▶ **READING TEXT**:
%%

This repository focusses on masked cross-device federated learning to enable the orchestration of machine learning in millions of low-power edge devices, such as smartphones or even cars. By doing this, we hope to also increase the pace and scope of adoption of federated learning in practice and especially allow the protection of end user data. All data remains in private local premises, whereby only encrypted AI models get automatically and asynchronously aggregated. Thus, we provide a solution to the AI privacy dilemma and bridge the often-existing gap between privacy and convenience. Imagine, for example, a voice assistant to learn new words directly on device level and sharing this knowledge with all other instances, without recording and collecting your voice input centrally. Or, think about search engine that learns to personalise search results without collecting your often sensitive search queries centrally… There are thousands of such use cases that right today still trade privacy for convenience. We think this shouldn’t be the case and we want to provide an alternative to overcome this dilemma.

%%

▶ **PROBLEMS AND TASKS**:
1 - According to the passage on federated learning, how does the approach protect end user data while still training shared models? Answer in one to three sentences.
2 - Write the next paragraph of the passage on federated learning, starting after its final sentence.

▶ **Part of a data file**:
%%

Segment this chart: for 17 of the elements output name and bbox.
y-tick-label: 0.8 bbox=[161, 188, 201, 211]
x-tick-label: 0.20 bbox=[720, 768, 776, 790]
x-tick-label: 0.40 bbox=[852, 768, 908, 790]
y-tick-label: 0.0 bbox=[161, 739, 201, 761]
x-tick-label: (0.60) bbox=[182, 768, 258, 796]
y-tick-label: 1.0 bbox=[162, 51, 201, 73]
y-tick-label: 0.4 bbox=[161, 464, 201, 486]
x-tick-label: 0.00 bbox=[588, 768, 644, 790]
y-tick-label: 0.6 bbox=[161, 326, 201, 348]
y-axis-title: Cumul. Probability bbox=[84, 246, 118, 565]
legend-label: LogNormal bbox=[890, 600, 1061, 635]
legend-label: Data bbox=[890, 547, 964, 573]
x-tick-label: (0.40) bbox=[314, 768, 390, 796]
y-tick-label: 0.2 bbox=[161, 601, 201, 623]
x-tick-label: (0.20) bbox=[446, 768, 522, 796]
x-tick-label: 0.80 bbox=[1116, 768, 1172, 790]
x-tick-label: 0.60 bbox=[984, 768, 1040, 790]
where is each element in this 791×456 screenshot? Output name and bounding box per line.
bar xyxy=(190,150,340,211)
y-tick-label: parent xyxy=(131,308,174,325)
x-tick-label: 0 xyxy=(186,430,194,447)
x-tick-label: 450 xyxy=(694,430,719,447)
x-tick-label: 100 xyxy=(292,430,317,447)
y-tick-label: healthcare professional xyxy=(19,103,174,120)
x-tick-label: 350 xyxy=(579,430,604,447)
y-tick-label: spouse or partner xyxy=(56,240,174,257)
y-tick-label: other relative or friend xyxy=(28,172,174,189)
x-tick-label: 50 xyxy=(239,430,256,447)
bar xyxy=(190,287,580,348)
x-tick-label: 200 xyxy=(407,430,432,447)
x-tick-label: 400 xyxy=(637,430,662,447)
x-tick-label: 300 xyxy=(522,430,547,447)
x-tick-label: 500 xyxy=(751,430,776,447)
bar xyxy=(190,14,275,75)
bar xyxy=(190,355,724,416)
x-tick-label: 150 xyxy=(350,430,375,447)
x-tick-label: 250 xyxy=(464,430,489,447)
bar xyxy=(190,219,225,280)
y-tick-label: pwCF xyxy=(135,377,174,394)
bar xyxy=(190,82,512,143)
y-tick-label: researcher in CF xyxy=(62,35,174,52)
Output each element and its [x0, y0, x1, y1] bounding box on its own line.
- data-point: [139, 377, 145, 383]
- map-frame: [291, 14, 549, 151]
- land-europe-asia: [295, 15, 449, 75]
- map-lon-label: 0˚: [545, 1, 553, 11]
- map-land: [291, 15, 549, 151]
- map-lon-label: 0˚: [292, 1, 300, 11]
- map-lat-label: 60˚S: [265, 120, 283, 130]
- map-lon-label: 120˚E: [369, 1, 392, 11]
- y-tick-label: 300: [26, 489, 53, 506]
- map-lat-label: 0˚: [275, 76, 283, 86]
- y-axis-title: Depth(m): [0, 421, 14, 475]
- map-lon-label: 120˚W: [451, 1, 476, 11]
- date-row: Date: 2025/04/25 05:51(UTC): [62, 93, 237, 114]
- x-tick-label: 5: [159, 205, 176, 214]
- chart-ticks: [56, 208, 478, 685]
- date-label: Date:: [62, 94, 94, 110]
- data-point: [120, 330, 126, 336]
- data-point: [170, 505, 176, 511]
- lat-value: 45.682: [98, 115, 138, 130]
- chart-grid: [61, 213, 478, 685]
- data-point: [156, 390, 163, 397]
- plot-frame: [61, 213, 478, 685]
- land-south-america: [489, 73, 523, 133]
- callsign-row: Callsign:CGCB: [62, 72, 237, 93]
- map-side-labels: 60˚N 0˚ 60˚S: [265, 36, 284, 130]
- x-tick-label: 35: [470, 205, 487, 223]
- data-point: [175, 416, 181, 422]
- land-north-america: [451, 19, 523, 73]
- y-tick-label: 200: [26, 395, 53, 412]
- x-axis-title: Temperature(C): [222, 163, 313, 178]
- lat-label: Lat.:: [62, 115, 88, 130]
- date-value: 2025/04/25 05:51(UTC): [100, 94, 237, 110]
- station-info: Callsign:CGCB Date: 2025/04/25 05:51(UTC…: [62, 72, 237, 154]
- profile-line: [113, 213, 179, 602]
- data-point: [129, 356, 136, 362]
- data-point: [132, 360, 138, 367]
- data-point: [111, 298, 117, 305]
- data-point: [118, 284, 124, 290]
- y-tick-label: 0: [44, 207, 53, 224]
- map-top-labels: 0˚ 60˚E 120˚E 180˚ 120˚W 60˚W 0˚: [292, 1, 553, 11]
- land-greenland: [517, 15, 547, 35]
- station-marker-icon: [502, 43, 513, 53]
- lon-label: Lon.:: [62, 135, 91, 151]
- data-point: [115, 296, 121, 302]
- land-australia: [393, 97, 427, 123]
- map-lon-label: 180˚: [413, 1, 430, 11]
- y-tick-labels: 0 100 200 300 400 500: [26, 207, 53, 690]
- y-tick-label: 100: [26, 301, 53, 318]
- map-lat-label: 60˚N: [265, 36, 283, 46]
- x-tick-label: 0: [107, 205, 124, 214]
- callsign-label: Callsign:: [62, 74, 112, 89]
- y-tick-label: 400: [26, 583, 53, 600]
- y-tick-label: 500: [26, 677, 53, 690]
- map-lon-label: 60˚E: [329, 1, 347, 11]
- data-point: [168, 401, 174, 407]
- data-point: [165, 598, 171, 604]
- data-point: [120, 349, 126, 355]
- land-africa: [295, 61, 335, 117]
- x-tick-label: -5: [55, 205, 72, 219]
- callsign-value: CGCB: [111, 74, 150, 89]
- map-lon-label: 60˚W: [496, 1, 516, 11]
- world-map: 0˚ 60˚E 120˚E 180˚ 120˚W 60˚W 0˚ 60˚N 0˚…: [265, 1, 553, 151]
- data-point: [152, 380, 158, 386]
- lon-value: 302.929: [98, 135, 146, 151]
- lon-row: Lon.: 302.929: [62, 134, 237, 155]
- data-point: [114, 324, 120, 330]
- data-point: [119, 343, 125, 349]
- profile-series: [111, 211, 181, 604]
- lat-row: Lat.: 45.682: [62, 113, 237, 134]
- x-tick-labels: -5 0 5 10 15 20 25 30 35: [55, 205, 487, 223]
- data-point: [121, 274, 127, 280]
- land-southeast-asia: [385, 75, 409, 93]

%%

▶ **THE ANSWERS**:
1 - All data stays in private local premises, and only encrypted AI models leave the devices. These models are aggregated automatically and asynchronously, so no raw data has to be collected centrally.

2 -
Concretely, we provide developers with:
- App dev tools: An SDK to integrate federated learning into apps written in Dart or other languages of choice for mobile development, as well as frameworks like Flutter.
- Privacy via cross-device federated learning: Train your AI models locally on edge devices such as mobile phones, browsers, or even in cars. Federated learning automatically aggregates the local models into a global model. Thus, all insights inherent in the local models are captured, while the user data stays private on end devices.
- Security Privacy via homomorphic encryption: Aggregate models with the highest security and trust. Xayn’s masking protocol encrypts all models homomorphically. This enables you to aggregate encrypted local models into a global one – without having to decrypt local models at all. This protects private and even the most sensitive data.
Our framework for federated learning is not only a framework for machine learning as such. Rather, it supports the federation of machine learning that takes place on possibly heterogeneous devices and where use cases involve many such devices.
The programming language in which this framework is written should therefore give us strong support for the following:
- Runs "everywhere": the language should not require its own runtime and code should compile on a wide range of devices.
- Memory and concurrency safety: code that compiles should be both memory safe and free of data races.
- Secure communication: state of the art cryptography should be available in vetted implementations.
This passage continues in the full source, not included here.